INFORMATION SHOWN>
◆ ◆ ◆

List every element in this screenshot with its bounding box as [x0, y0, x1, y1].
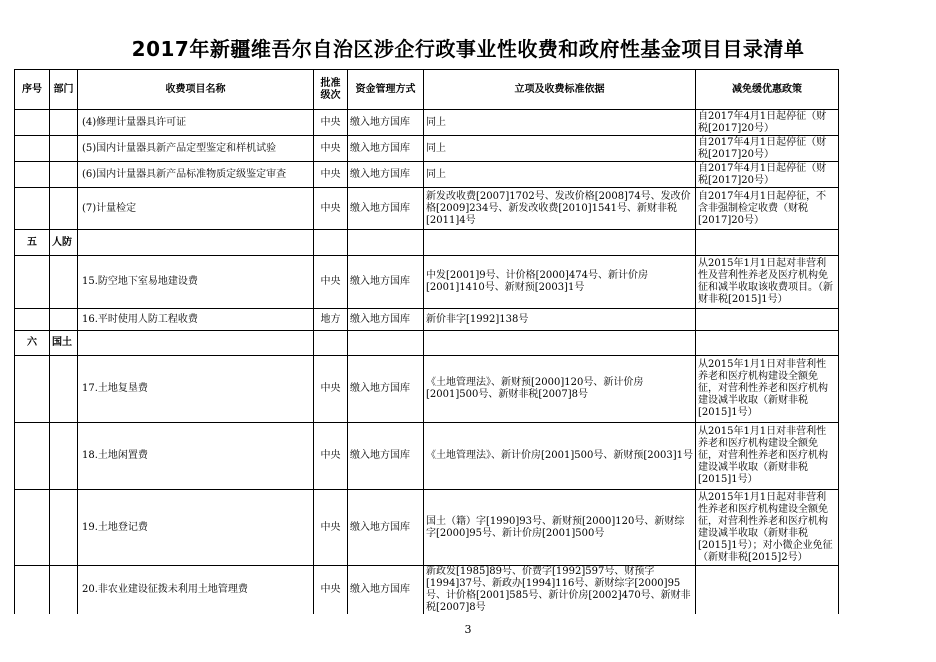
cell-policy [696, 331, 839, 356]
cell-dept [50, 309, 78, 331]
cell-name: (4)修理计量器具许可证 [78, 110, 314, 136]
section-row [15, 230, 839, 256]
cell-fund: 缴入地方国库 [348, 566, 424, 615]
header-name: 收费项目名称 [78, 70, 314, 110]
cell-seq [15, 490, 50, 566]
cell-policy [696, 566, 839, 615]
table-row [15, 256, 839, 309]
cell-name: 15.防空地下室易地建设费 [78, 256, 314, 309]
cell-seq: 五 [15, 230, 50, 256]
cell-name: 20.非农业建设征拨未利用土地管理费 [78, 566, 314, 615]
cell-fund: 缴入地方国库 [348, 356, 424, 423]
cell-basis [424, 230, 696, 256]
fee-table [14, 69, 839, 614]
cell-level: 中央 [314, 136, 348, 162]
cell-dept [50, 356, 78, 423]
page-number: 3 [464, 623, 472, 636]
cell-name: (5)国内计量器具新产品定型鉴定和样机试验 [78, 136, 314, 162]
cell-dept [50, 566, 78, 615]
cell-fund: 缴入地方国库 [348, 162, 424, 188]
cell-basis: 同上 [424, 162, 696, 188]
header-level: 批准级次 [314, 70, 348, 110]
cell-seq: 六 [15, 331, 50, 356]
cell-fund: 缴入地方国库 [348, 256, 424, 309]
table-row [15, 309, 839, 331]
cell-basis: 新发改收费[2007]1702号、发改价格[2008]74号、发改价格[2009]234号、新发改收费[2010]1541号、新财非税[2011]4号 [424, 188, 696, 230]
cell-level: 中央 [314, 110, 348, 136]
cell-basis [424, 331, 696, 356]
cell-fund [348, 230, 424, 256]
cell-seq [15, 162, 50, 188]
cell-name: (6)国内计量器具新产品标准物质定级鉴定审查 [78, 162, 314, 188]
cell-dept: 国土 [50, 331, 78, 356]
header-dept: 部门 [50, 70, 78, 110]
cell-name: 19.土地登记费 [78, 490, 314, 566]
cell-level: 中央 [314, 423, 348, 490]
cell-level: 中央 [314, 256, 348, 309]
cell-level: 中央 [314, 162, 348, 188]
cell-seq [15, 136, 50, 162]
cell-policy: 自2017年4月1日起停征（财税[2017]20号） [696, 162, 839, 188]
cell-level: 中央 [314, 490, 348, 566]
cell-basis: 新价非字[1992]138号 [424, 309, 696, 331]
cell-fund: 缴入地方国库 [348, 490, 424, 566]
cell-basis: 国土（籍）字[1990]93号、新财预[2000]120号、新财综字[2000]95号、新计价房[2001]500号 [424, 490, 696, 566]
cell-dept [50, 256, 78, 309]
cell-basis: 同上 [424, 110, 696, 136]
table-row [15, 490, 839, 566]
cell-seq [15, 356, 50, 423]
cell-basis: 中发[2001]9号、计价格[2000]474号、新计价房[2001]1410号、新财预[2003]1号 [424, 256, 696, 309]
section-row [15, 331, 839, 356]
cell-fund: 缴入地方国库 [348, 110, 424, 136]
cell-policy [696, 309, 839, 331]
cell-seq [15, 566, 50, 615]
cell-basis: 《土地管理法》、新计价房[2001]500号、新财预[2003]1号 [424, 423, 696, 490]
cell-policy: 自2017年4月1日起停征（财税[2017]20号） [696, 136, 839, 162]
cell-basis: 《土地管理法》、新财预[2000]120号、新计价房[2001]500号、新财非税[2007]8号 [424, 356, 696, 423]
table-row [15, 566, 839, 615]
header-policy: 减免缓优惠政策 [696, 70, 839, 110]
cell-level [314, 331, 348, 356]
table-row [15, 356, 839, 423]
cell-name: 16.平时使用人防工程收费 [78, 309, 314, 331]
cell-policy [696, 230, 839, 256]
cell-dept [50, 162, 78, 188]
cell-dept: 人防 [50, 230, 78, 256]
cell-level: 地方 [314, 309, 348, 331]
cell-policy: 自2017年4月1日起停征（财税[2017]20号） [696, 110, 839, 136]
cell-dept [50, 490, 78, 566]
cell-level [314, 230, 348, 256]
cell-policy: 从2015年1月1日对非营利性养老和医疗机构建设全额免征，对营利性养老和医疗机构建设减半收取（新财非税[2015]1号） [696, 423, 839, 490]
table-header-row [15, 70, 839, 110]
cell-level: 中央 [314, 188, 348, 230]
cell-name [78, 230, 314, 256]
cell-level: 中央 [314, 566, 348, 615]
cell-seq [15, 423, 50, 490]
table-row [15, 136, 839, 162]
cell-name: (7)计量检定 [78, 188, 314, 230]
cell-fund: 缴入地方国库 [348, 136, 424, 162]
cell-policy: 自2017年4月1日起停征，不含非强制检定收费（财税[2017]20号） [696, 188, 839, 230]
cell-fund: 缴入地方国库 [348, 188, 424, 230]
cell-dept [50, 188, 78, 230]
cell-policy: 从2015年1月1日起对非营利性养老和医疗机构建设全额免征，对营利性养老和医疗机构建设减半收取（新财非税[2015]1号）；对小微企业免征（新财非税[2015]2号） [696, 490, 839, 566]
cell-name: 18.土地闲置费 [78, 423, 314, 490]
cell-basis: 同上 [424, 136, 696, 162]
table-row [15, 423, 839, 490]
cell-fund [348, 331, 424, 356]
cell-fund: 缴入地方国库 [348, 309, 424, 331]
cell-name: 17.土地复垦费 [78, 356, 314, 423]
cell-dept [50, 423, 78, 490]
cell-seq [15, 188, 50, 230]
page-title: 2017年新疆维吾尔自治区涉企行政事业性收费和政府性基金项目目录清单 [131, 37, 805, 61]
cell-dept [50, 110, 78, 136]
table-row [15, 162, 839, 188]
cell-dept [50, 136, 78, 162]
cell-name [78, 331, 314, 356]
header-fund: 资金管理方式 [348, 70, 424, 110]
table-row [15, 188, 839, 230]
cell-level: 中央 [314, 356, 348, 423]
cell-seq [15, 256, 50, 309]
cell-basis: 新政发[1985]89号、价费字[1992]597号、财预字[1994]37号、新政办[1994]116号、新财综字[2000]95号、计价格[2001]585号、新计价房[2002]470号、新财非税[2007]8号 [424, 566, 696, 615]
table-row [15, 110, 839, 136]
cell-fund: 缴入地方国库 [348, 423, 424, 490]
cell-seq [15, 110, 50, 136]
cell-policy: 从2015年1月1日对非营利性养老和医疗机构建设全额免征，对营利性养老和医疗机构建设减半收取（新财非税[2015]1号） [696, 356, 839, 423]
header-seq: 序号 [15, 70, 50, 110]
header-basis: 立项及收费标准依据 [424, 70, 696, 110]
cell-seq [15, 309, 50, 331]
cell-policy: 从2015年1月1日起对非营利性及营利性养老及医疗机构免征和减半收取该收费项目。（新财非税[2015]1号） [696, 256, 839, 309]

◆ ◆ ◆

DESCRIPTION OF THE TASK> Update the records above by changing every "cell-policy" to "cell-remark" and keeping every other line unchanged. Omit the pictures from your answer.

TASK RESULT>
List every element in this screenshot with its bounding box as [x0, y0, x1, y1].
cell-remark [696, 331, 839, 356]
cell-dept [50, 309, 78, 331]
cell-name: (4)修理计量器具许可证 [78, 110, 314, 136]
section-row [15, 230, 839, 256]
cell-fund: 缴入地方国库 [348, 566, 424, 615]
header-name: 收费项目名称 [78, 70, 314, 110]
cell-seq [15, 490, 50, 566]
cell-remark [696, 566, 839, 615]
table-row [15, 256, 839, 309]
cell-name: 15.防空地下室易地建设费 [78, 256, 314, 309]
cell-seq: 五 [15, 230, 50, 256]
cell-name: 20.非农业建设征拨未利用土地管理费 [78, 566, 314, 615]
cell-fund: 缴入地方国库 [348, 356, 424, 423]
cell-basis [424, 230, 696, 256]
fee-table [14, 69, 839, 614]
cell-level: 中央 [314, 136, 348, 162]
cell-dept [50, 356, 78, 423]
page-number: 3 [464, 623, 472, 636]
cell-name: (5)国内计量器具新产品定型鉴定和样机试验 [78, 136, 314, 162]
cell-dept [50, 566, 78, 615]
cell-fund: 缴入地方国库 [348, 162, 424, 188]
cell-basis: 同上 [424, 162, 696, 188]
header-level: 批准级次 [314, 70, 348, 110]
cell-seq: 六 [15, 331, 50, 356]
cell-fund: 缴入地方国库 [348, 256, 424, 309]
table-row [15, 309, 839, 331]
cell-basis: 新发改收费[2007]1702号、发改价格[2008]74号、发改价格[2009]234号、新发改收费[2010]1541号、新财非税[2011]4号 [424, 188, 696, 230]
cell-level: 中央 [314, 110, 348, 136]
cell-basis [424, 331, 696, 356]
cell-fund [348, 230, 424, 256]
cell-seq [15, 162, 50, 188]
cell-name: (6)国内计量器具新产品标准物质定级鉴定审查 [78, 162, 314, 188]
cell-dept: 国土 [50, 331, 78, 356]
header-dept: 部门 [50, 70, 78, 110]
cell-name: 19.土地登记费 [78, 490, 314, 566]
cell-level: 中央 [314, 423, 348, 490]
cell-level: 中央 [314, 256, 348, 309]
cell-level: 中央 [314, 162, 348, 188]
cell-seq [15, 136, 50, 162]
cell-remark: 自2017年4月1日起停征（财税[2017]20号） [696, 162, 839, 188]
cell-level: 中央 [314, 490, 348, 566]
cell-basis: 新价非字[1992]138号 [424, 309, 696, 331]
cell-fund: 缴入地方国库 [348, 490, 424, 566]
cell-basis: 国土（籍）字[1990]93号、新财预[2000]120号、新财综字[2000]95号、新计价房[2001]500号 [424, 490, 696, 566]
cell-dept [50, 256, 78, 309]
cell-basis: 同上 [424, 110, 696, 136]
table-row [15, 490, 839, 566]
cell-seq [15, 356, 50, 423]
cell-basis: 中发[2001]9号、计价格[2000]474号、新计价房[2001]1410号、新财预[2003]1号 [424, 256, 696, 309]
section-row [15, 331, 839, 356]
cell-fund: 缴入地方国库 [348, 110, 424, 136]
cell-remark [696, 309, 839, 331]
cell-seq [15, 566, 50, 615]
cell-basis: 《土地管理法》、新计价房[2001]500号、新财预[2003]1号 [424, 423, 696, 490]
cell-remark: 自2017年4月1日起停征（财税[2017]20号） [696, 136, 839, 162]
cell-basis: 《土地管理法》、新财预[2000]120号、新计价房[2001]500号、新财非税[2007]8号 [424, 356, 696, 423]
table-row [15, 566, 839, 615]
header-policy: 减免缓优惠政策 [696, 70, 839, 110]
cell-level [314, 331, 348, 356]
table-row [15, 356, 839, 423]
cell-name: 16.平时使用人防工程收费 [78, 309, 314, 331]
cell-remark [696, 230, 839, 256]
cell-dept [50, 162, 78, 188]
cell-dept: 人防 [50, 230, 78, 256]
cell-level: 地方 [314, 309, 348, 331]
cell-remark: 自2017年4月1日起停征（财税[2017]20号） [696, 110, 839, 136]
cell-dept [50, 490, 78, 566]
cell-level [314, 230, 348, 256]
cell-remark: 从2015年1月1日对非营利性养老和医疗机构建设全额免征，对营利性养老和医疗机构建设减半收取（新财非税[2015]1号） [696, 423, 839, 490]
table-header-row [15, 70, 839, 110]
cell-level: 中央 [314, 188, 348, 230]
cell-name [78, 230, 314, 256]
cell-level: 中央 [314, 566, 348, 615]
cell-seq [15, 423, 50, 490]
table-row [15, 136, 839, 162]
cell-name: (7)计量检定 [78, 188, 314, 230]
cell-fund: 缴入地方国库 [348, 136, 424, 162]
cell-remark: 自2017年4月1日起停征，不含非强制检定收费（财税[2017]20号） [696, 188, 839, 230]
cell-fund: 缴入地方国库 [348, 188, 424, 230]
cell-dept [50, 188, 78, 230]
cell-remark: 从2015年1月1日起对非营利性养老和医疗机构建设全额免征，对营利性养老和医疗机构建设减半收取（新财非税[2015]1号）；对小微企业免征（新财非税[2015]2号） [696, 490, 839, 566]
cell-name: 18.土地闲置费 [78, 423, 314, 490]
cell-basis: 同上 [424, 136, 696, 162]
table-row [15, 423, 839, 490]
cell-fund [348, 331, 424, 356]
cell-fund: 缴入地方国库 [348, 309, 424, 331]
cell-name: 17.土地复垦费 [78, 356, 314, 423]
cell-dept [50, 423, 78, 490]
cell-seq [15, 188, 50, 230]
page-title: 2017年新疆维吾尔自治区涉企行政事业性收费和政府性基金项目目录清单 [131, 37, 805, 61]
cell-dept [50, 110, 78, 136]
table-row [15, 162, 839, 188]
cell-dept [50, 136, 78, 162]
cell-name [78, 331, 314, 356]
header-fund: 资金管理方式 [348, 70, 424, 110]
table-row [15, 188, 839, 230]
cell-level: 中央 [314, 356, 348, 423]
cell-seq [15, 256, 50, 309]
cell-basis: 新政发[1985]89号、价费字[1992]597号、财预字[1994]37号、新政办[1994]116号、新财综字[2000]95号、计价格[2001]585号、新计价房[2002]470号、新财非税[2007]8号 [424, 566, 696, 615]
table-row [15, 110, 839, 136]
cell-fund: 缴入地方国库 [348, 423, 424, 490]
cell-seq [15, 110, 50, 136]
cell-remark: 从2015年1月1日对非营利性养老和医疗机构建设全额免征，对营利性养老和医疗机构建设减半收取（新财非税[2015]1号） [696, 356, 839, 423]
header-seq: 序号 [15, 70, 50, 110]
header-basis: 立项及收费标准依据 [424, 70, 696, 110]
cell-seq [15, 309, 50, 331]
cell-remark: 从2015年1月1日起对非营利性及营利性养老及医疗机构免征和减半收取该收费项目。（新财非税[2015]1号） [696, 256, 839, 309]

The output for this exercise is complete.